**Raw records:**
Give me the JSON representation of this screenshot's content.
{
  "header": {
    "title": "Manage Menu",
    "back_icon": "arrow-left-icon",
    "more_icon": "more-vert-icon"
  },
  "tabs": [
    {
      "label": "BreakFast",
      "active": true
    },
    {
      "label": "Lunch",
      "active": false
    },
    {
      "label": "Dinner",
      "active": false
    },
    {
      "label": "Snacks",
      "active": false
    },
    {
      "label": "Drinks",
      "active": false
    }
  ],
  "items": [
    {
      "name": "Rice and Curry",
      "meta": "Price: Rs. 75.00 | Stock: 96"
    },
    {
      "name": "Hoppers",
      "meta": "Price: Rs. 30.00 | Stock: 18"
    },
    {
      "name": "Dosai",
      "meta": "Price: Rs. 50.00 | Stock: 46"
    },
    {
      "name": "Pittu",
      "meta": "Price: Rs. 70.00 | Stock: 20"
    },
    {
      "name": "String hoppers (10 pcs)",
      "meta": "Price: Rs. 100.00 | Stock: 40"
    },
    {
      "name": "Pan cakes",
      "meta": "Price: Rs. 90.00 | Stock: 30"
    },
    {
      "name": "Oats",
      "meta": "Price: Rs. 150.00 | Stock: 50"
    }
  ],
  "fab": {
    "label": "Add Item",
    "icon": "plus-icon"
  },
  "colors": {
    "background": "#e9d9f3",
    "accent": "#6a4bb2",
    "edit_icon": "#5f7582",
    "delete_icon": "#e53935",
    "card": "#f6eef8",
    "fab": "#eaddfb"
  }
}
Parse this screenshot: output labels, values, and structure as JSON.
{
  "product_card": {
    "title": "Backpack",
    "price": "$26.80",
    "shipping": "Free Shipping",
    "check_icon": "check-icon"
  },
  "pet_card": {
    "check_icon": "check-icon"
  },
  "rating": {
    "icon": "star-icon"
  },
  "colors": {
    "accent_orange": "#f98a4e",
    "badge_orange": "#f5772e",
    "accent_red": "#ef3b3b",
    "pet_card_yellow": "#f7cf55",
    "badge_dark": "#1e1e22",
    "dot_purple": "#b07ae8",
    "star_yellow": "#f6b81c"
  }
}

**WHAT THE EXERCISE ASKS:** Copy out exactly the lines from the line with "Parse this screenshot: output" to the end of the listing, including both of those lines, and give nothing else.

**EXERCISE RESULT:**
Parse this screenshot: output labels, values, and structure as JSON.
{
  "product_card": {
    "title": "Backpack",
    "price": "$26.80",
    "shipping": "Free Shipping",
    "check_icon": "check-icon"
  },
  "pet_card": {
    "check_icon": "check-icon"
  },
  "rating": {
    "icon": "star-icon"
  },
  "colors": {
    "accent_orange": "#f98a4e",
    "badge_orange": "#f5772e",
    "accent_red": "#ef3b3b",
    "pet_card_yellow": "#f7cf55",
    "badge_dark": "#1e1e22",
    "dot_purple": "#b07ae8",
    "star_yellow": "#f6b81c"
  }
}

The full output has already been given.